---- Task data

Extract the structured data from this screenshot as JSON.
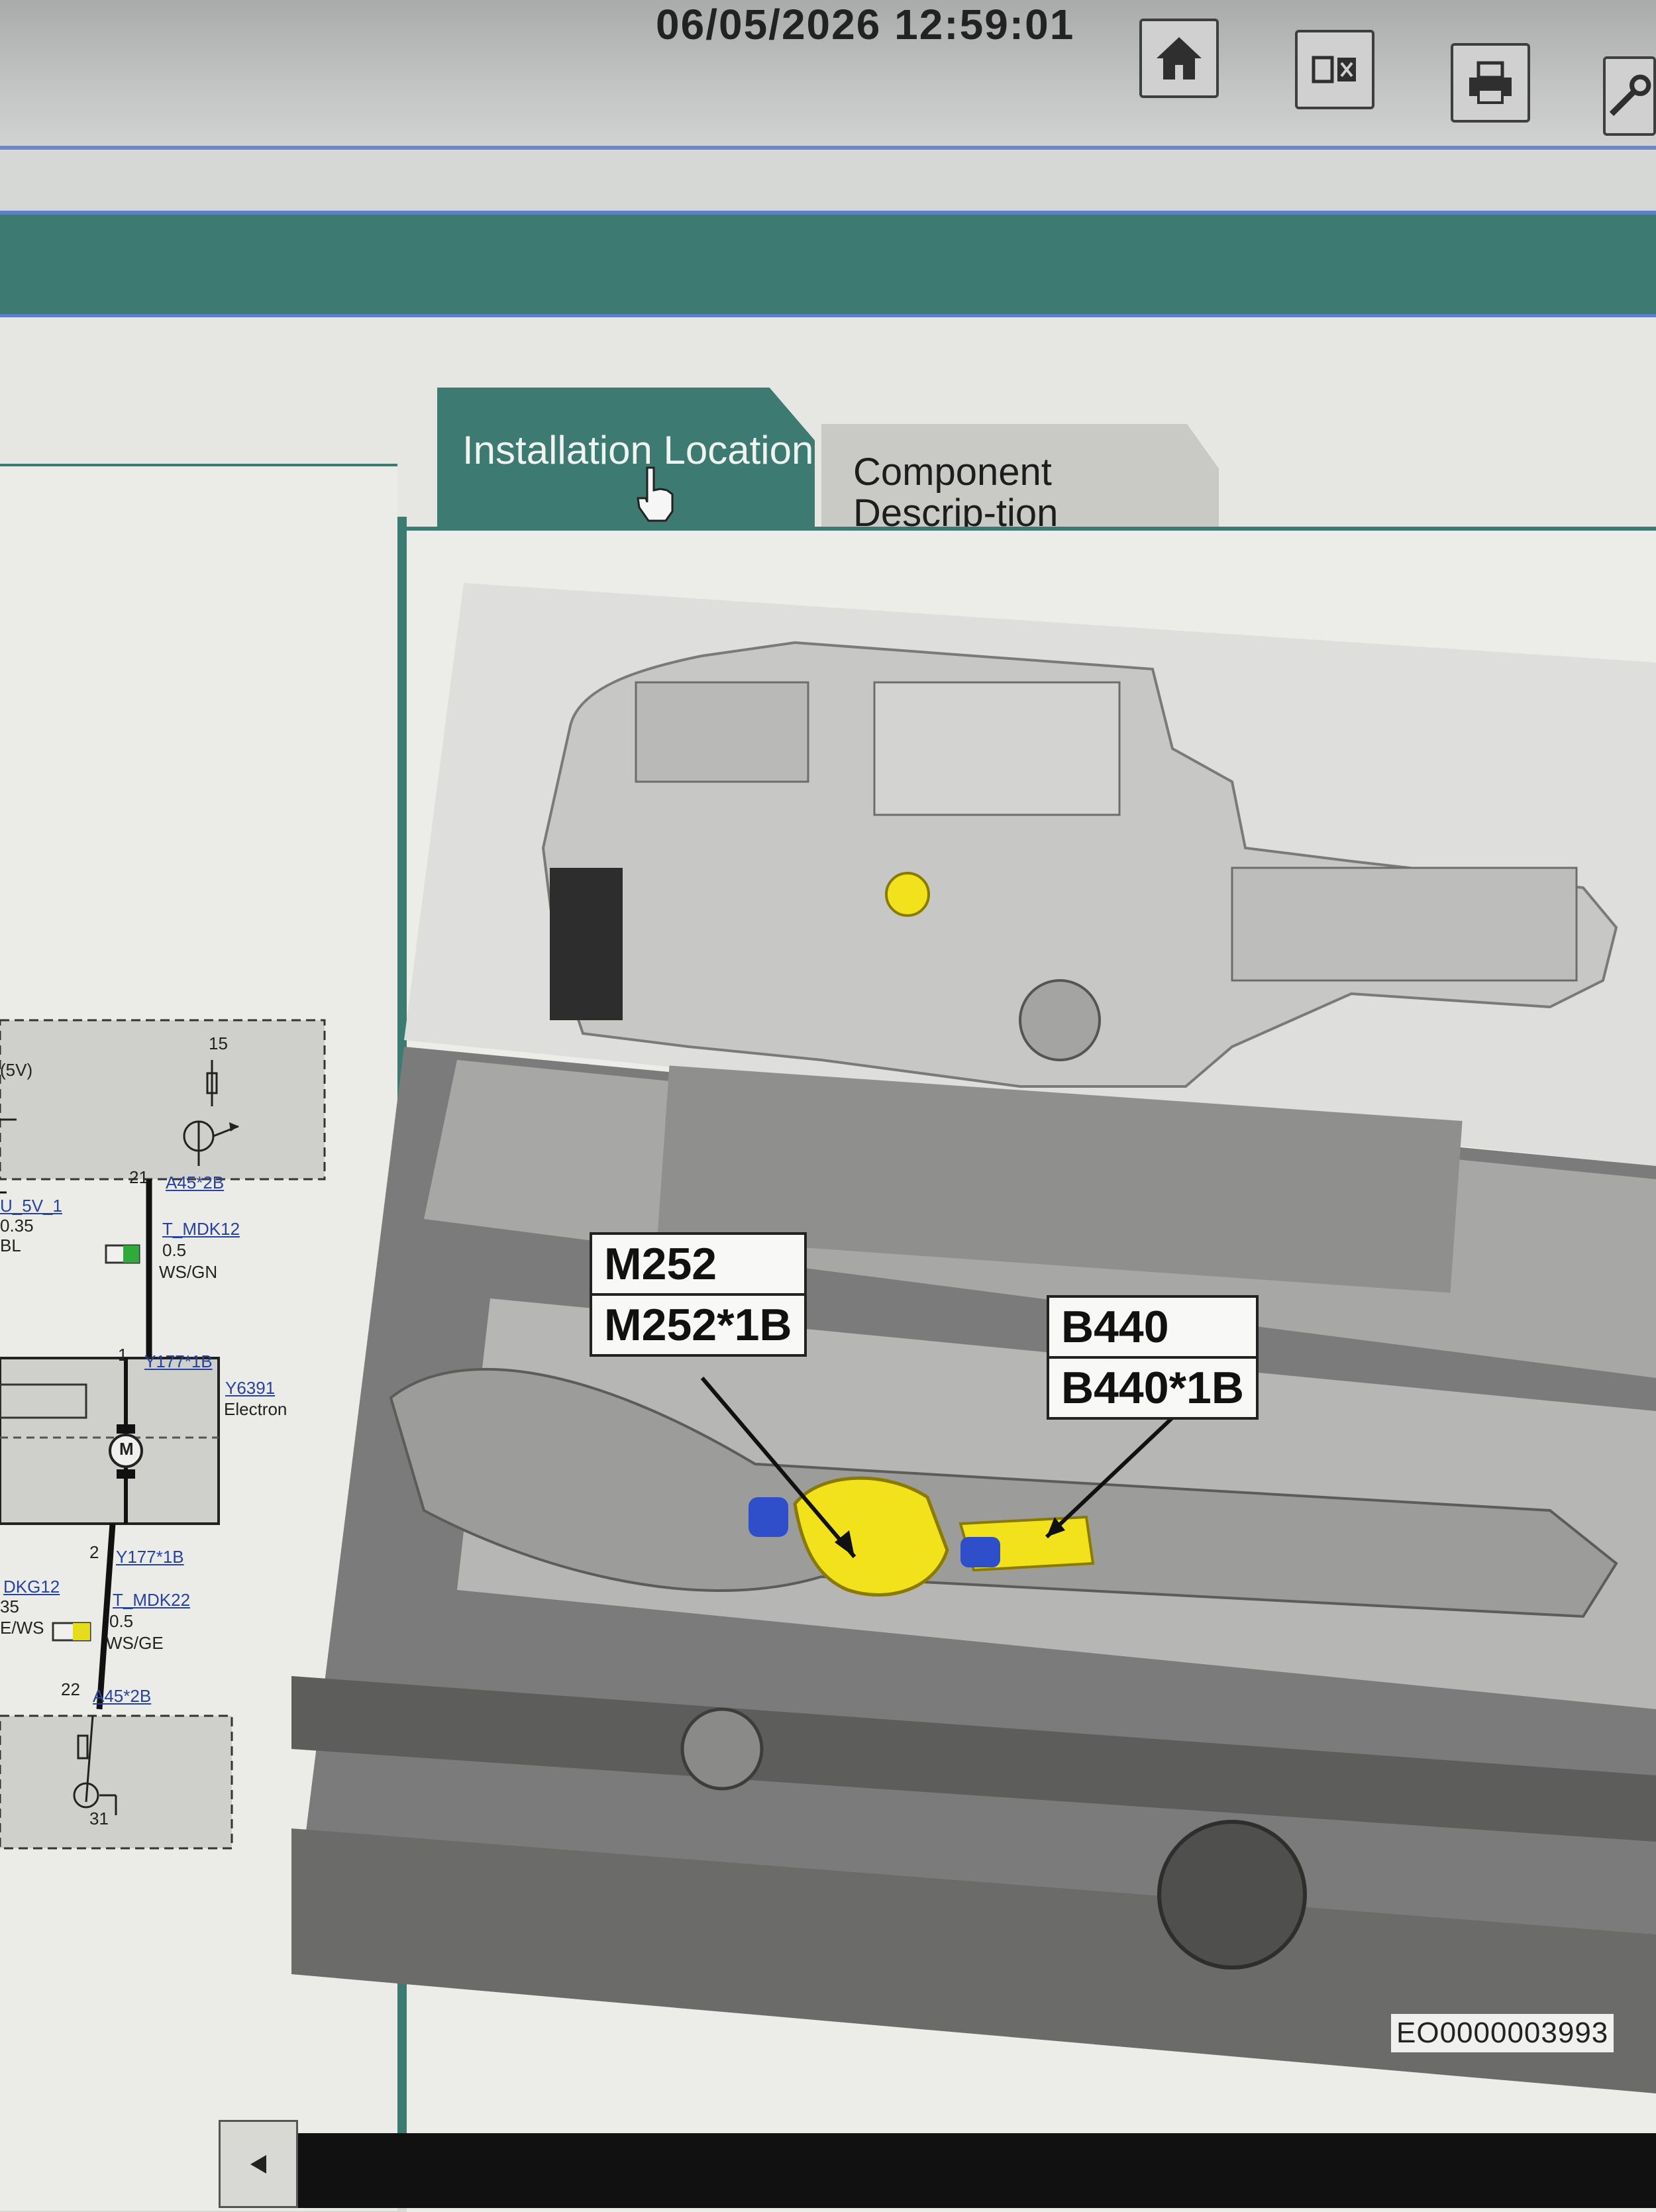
{
  "header": {
    "timestamp": "06/05/2026 12:59:01",
    "toolbar": [
      {
        "icon": "home-icon"
      },
      {
        "icon": "split-view-icon"
      },
      {
        "icon": "print-icon"
      },
      {
        "icon": "wrench-icon"
      }
    ]
  },
  "tabs": {
    "installation_location": "Installation Location",
    "component_description": "Component Descrip-tion"
  },
  "wiring": {
    "supply": "(5V)",
    "terminal_15": "15",
    "pin_21": "21",
    "conn_a45_2b_top": "A45*2B",
    "signal_u5v1": "U_5V_1",
    "size_035_top": "0.35",
    "color_bl": "BL",
    "signal_t_mdk12": "T_MDK12",
    "size_05_top": "0.5",
    "color_ws_gn": "WS/GN",
    "pin_1": "1",
    "conn_y177_1b_top": "Y177*1B",
    "component_y6391": "Y6391",
    "component_desc": "Electron",
    "motor_symbol": "M",
    "pin_2": "2",
    "conn_y177_1b_bottom": "Y177*1B",
    "signal_dkg12": "DKG12",
    "size_35": "35",
    "color_e_ws": "E/WS",
    "signal_t_mdk22": "T_MDK22",
    "size_05_bottom": "0.5",
    "color_ws_ge": "WS/GE",
    "pin_22": "22",
    "conn_a45_2b_bottom": "A45*2B",
    "terminal_31": "31"
  },
  "image": {
    "callouts": [
      {
        "code": "M252",
        "connector": "M252*1B"
      },
      {
        "code": "B440",
        "connector": "B440*1B"
      }
    ],
    "image_id": "EO0000003993",
    "highlight_color": "#f2e21c",
    "connector_color": "#2e4fc9"
  },
  "footer": {
    "scroll_icon": "triangle-left-icon"
  }
}
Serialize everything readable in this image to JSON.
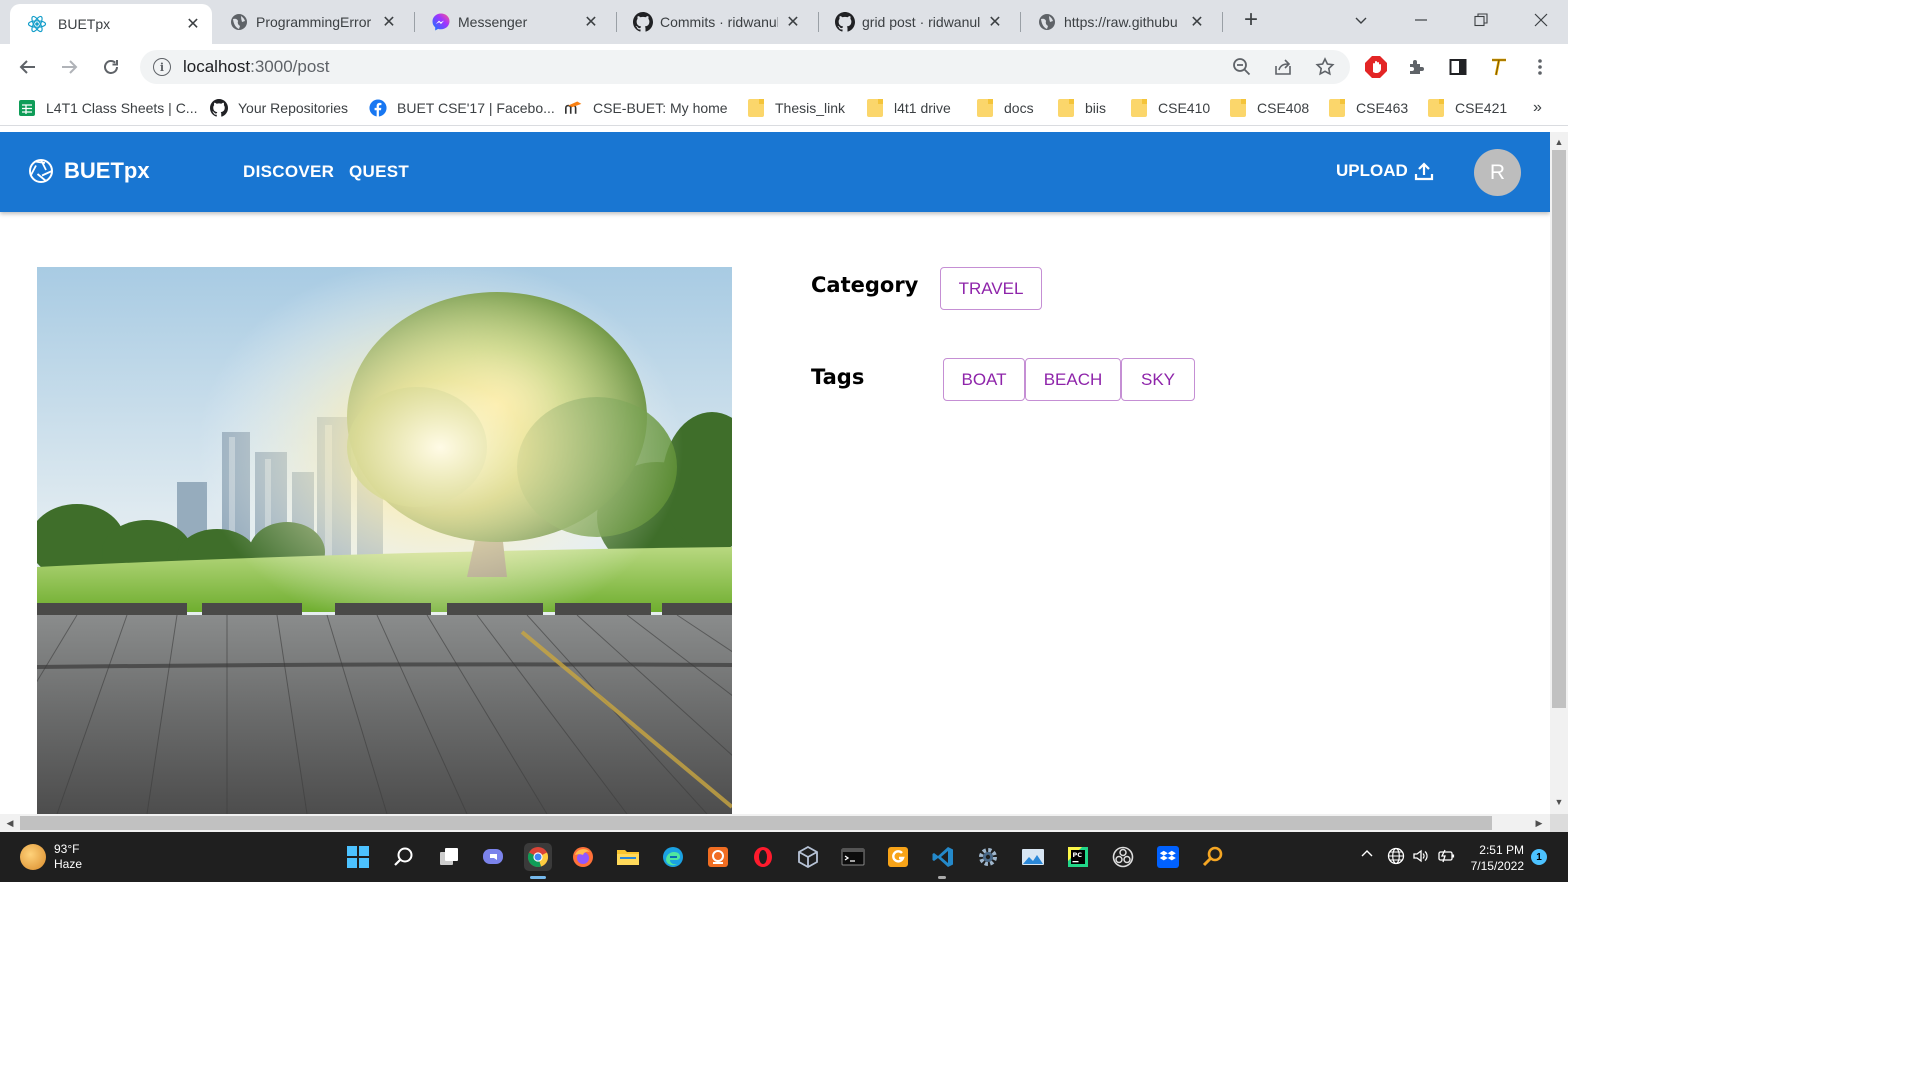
{
  "browser": {
    "tabs": [
      {
        "label": "BUETpx",
        "active": true
      },
      {
        "label": "ProgrammingError"
      },
      {
        "label": "Messenger"
      },
      {
        "label": "Commits · ridwanul"
      },
      {
        "label": "grid post · ridwanul"
      },
      {
        "label": "https://raw.githubu"
      }
    ],
    "new_tab": "+",
    "url_host": "localhost",
    "url_rest": ":3000/post",
    "bookmarks": [
      "L4T1 Class Sheets | C...",
      "Your Repositories",
      "BUET CSE'17 | Facebo...",
      "CSE-BUET: My home",
      "Thesis_link",
      "l4t1 drive",
      "docs",
      "biis",
      "CSE410",
      "CSE408",
      "CSE463",
      "CSE421"
    ],
    "bookmarks_more": "»"
  },
  "app": {
    "brand": "BUETpx",
    "nav": [
      "DISCOVER",
      "QUEST"
    ],
    "upload_label": "UPLOAD",
    "avatar_initial": "R",
    "colors": {
      "appbar": "#1976d2",
      "chip_text": "#8e24aa",
      "chip_border": "#c58fd4"
    }
  },
  "post": {
    "category_label": "Category",
    "category": "TRAVEL",
    "tags_label": "Tags",
    "tags": [
      "BOAT",
      "BEACH",
      "SKY"
    ]
  },
  "taskbar": {
    "weather_temp": "93°F",
    "weather_desc": "Haze",
    "time": "2:51 PM",
    "date": "7/15/2022",
    "notification_count": "1"
  }
}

--------

* _Objective_: Copy the records above exactly. The pictures are not part of the copy.

* _Task response_:
Extract the structured data from this screenshot as JSON.
{
  "header": {
    "timestamp": "06/05/2026 12:59:01",
    "toolbar": [
      {
        "icon": "home-icon"
      },
      {
        "icon": "split-view-icon"
      },
      {
        "icon": "print-icon"
      },
      {
        "icon": "wrench-icon"
      }
    ]
  },
  "tabs": {
    "installation_location": "Installation Location",
    "component_description": "Component Descrip-tion"
  },
  "wiring": {
    "supply": "(5V)",
    "terminal_15": "15",
    "pin_21": "21",
    "conn_a45_2b_top": "A45*2B",
    "signal_u5v1": "U_5V_1",
    "size_035_top": "0.35",
    "color_bl": "BL",
    "signal_t_mdk12": "T_MDK12",
    "size_05_top": "0.5",
    "color_ws_gn": "WS/GN",
    "pin_1": "1",
    "conn_y177_1b_top": "Y177*1B",
    "component_y6391": "Y6391",
    "component_desc": "Electron",
    "motor_symbol": "M",
    "pin_2": "2",
    "conn_y177_1b_bottom": "Y177*1B",
    "signal_dkg12": "DKG12",
    "size_35": "35",
    "color_e_ws": "E/WS",
    "signal_t_mdk22": "T_MDK22",
    "size_05_bottom": "0.5",
    "color_ws_ge": "WS/GE",
    "pin_22": "22",
    "conn_a45_2b_bottom": "A45*2B",
    "terminal_31": "31"
  },
  "image": {
    "callouts": [
      {
        "code": "M252",
        "connector": "M252*1B"
      },
      {
        "code": "B440",
        "connector": "B440*1B"
      }
    ],
    "image_id": "EO0000003993",
    "highlight_color": "#f2e21c",
    "connector_color": "#2e4fc9"
  },
  "footer": {
    "scroll_icon": "triangle-left-icon"
  }
}
Serialize everything readable in this image to JSON.
{
  "browser": {
    "tabs": [
      {
        "label": "BUETpx",
        "active": true
      },
      {
        "label": "ProgrammingError"
      },
      {
        "label": "Messenger"
      },
      {
        "label": "Commits · ridwanul"
      },
      {
        "label": "grid post · ridwanul"
      },
      {
        "label": "https://raw.githubu"
      }
    ],
    "new_tab": "+",
    "url_host": "localhost",
    "url_rest": ":3000/post",
    "bookmarks": [
      "L4T1 Class Sheets | C...",
      "Your Repositories",
      "BUET CSE'17 | Facebo...",
      "CSE-BUET: My home",
      "Thesis_link",
      "l4t1 drive",
      "docs",
      "biis",
      "CSE410",
      "CSE408",
      "CSE463",
      "CSE421"
    ],
    "bookmarks_more": "»"
  },
  "app": {
    "brand": "BUETpx",
    "nav": [
      "DISCOVER",
      "QUEST"
    ],
    "upload_label": "UPLOAD",
    "avatar_initial": "R",
    "colors": {
      "appbar": "#1976d2",
      "chip_text": "#8e24aa",
      "chip_border": "#c58fd4"
    }
  },
  "post": {
    "category_label": "Category",
    "category": "TRAVEL",
    "tags_label": "Tags",
    "tags": [
      "BOAT",
      "BEACH",
      "SKY"
    ]
  },
  "taskbar": {
    "weather_temp": "93°F",
    "weather_desc": "Haze",
    "time": "2:51 PM",
    "date": "7/15/2022",
    "notification_count": "1"
  }
}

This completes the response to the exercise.